**Exercise brief**
Reproduce the data that follows in its entirety, character for character.

[Dataset entries]
# # # #

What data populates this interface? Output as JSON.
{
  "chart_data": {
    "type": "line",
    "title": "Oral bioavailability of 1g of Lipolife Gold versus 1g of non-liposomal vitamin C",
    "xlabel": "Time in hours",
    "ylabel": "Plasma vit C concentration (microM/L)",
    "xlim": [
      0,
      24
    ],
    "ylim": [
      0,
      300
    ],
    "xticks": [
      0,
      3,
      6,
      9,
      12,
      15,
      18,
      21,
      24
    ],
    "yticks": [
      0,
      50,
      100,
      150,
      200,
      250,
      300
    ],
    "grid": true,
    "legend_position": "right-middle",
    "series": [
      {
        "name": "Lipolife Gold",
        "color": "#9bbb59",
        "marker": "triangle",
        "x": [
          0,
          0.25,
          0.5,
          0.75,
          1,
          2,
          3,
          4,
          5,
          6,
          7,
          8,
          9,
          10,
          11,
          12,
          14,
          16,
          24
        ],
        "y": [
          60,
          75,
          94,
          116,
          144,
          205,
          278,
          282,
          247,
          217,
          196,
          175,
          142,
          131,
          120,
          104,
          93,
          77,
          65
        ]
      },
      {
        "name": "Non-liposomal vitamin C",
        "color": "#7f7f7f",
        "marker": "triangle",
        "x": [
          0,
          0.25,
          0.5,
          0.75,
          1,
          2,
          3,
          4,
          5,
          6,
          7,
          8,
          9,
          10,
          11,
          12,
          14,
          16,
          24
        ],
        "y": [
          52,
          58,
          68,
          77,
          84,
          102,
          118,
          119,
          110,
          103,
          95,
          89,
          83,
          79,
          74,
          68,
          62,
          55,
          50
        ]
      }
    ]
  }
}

# # # #

**Solution**
What data populates this interface? Output as JSON.
{
  "chart_data": {
    "type": "line",
    "title": "Oral bioavailability of 1g of Lipolife Gold versus 1g of non-liposomal vitamin C",
    "xlabel": "Time in hours",
    "ylabel": "Plasma vit C concentration (microM/L)",
    "xlim": [
      0,
      24
    ],
    "ylim": [
      0,
      300
    ],
    "xticks": [
      0,
      3,
      6,
      9,
      12,
      15,
      18,
      21,
      24
    ],
    "yticks": [
      0,
      50,
      100,
      150,
      200,
      250,
      300
    ],
    "grid": true,
    "legend_position": "right-middle",
    "series": [
      {
        "name": "Lipolife Gold",
        "color": "#9bbb59",
        "marker": "triangle",
        "x": [
          0,
          0.25,
          0.5,
          0.75,
          1,
          2,
          3,
          4,
          5,
          6,
          7,
          8,
          9,
          10,
          11,
          12,
          14,
          16,
          24
        ],
        "y": [
          60,
          75,
          94,
          116,
          144,
          205,
          278,
          282,
          247,
          217,
          196,
          175,
          142,
          131,
          120,
          104,
          93,
          77,
          65
        ]
      },
      {
        "name": "Non-liposomal vitamin C",
        "color": "#7f7f7f",
        "marker": "triangle",
        "x": [
          0,
          0.25,
          0.5,
          0.75,
          1,
          2,
          3,
          4,
          5,
          6,
          7,
          8,
          9,
          10,
          11,
          12,
          14,
          16,
          24
        ],
        "y": [
          52,
          58,
          68,
          77,
          84,
          102,
          118,
          119,
          110,
          103,
          95,
          89,
          83,
          79,
          74,
          68,
          62,
          55,
          50
        ]
      }
    ]
  }
}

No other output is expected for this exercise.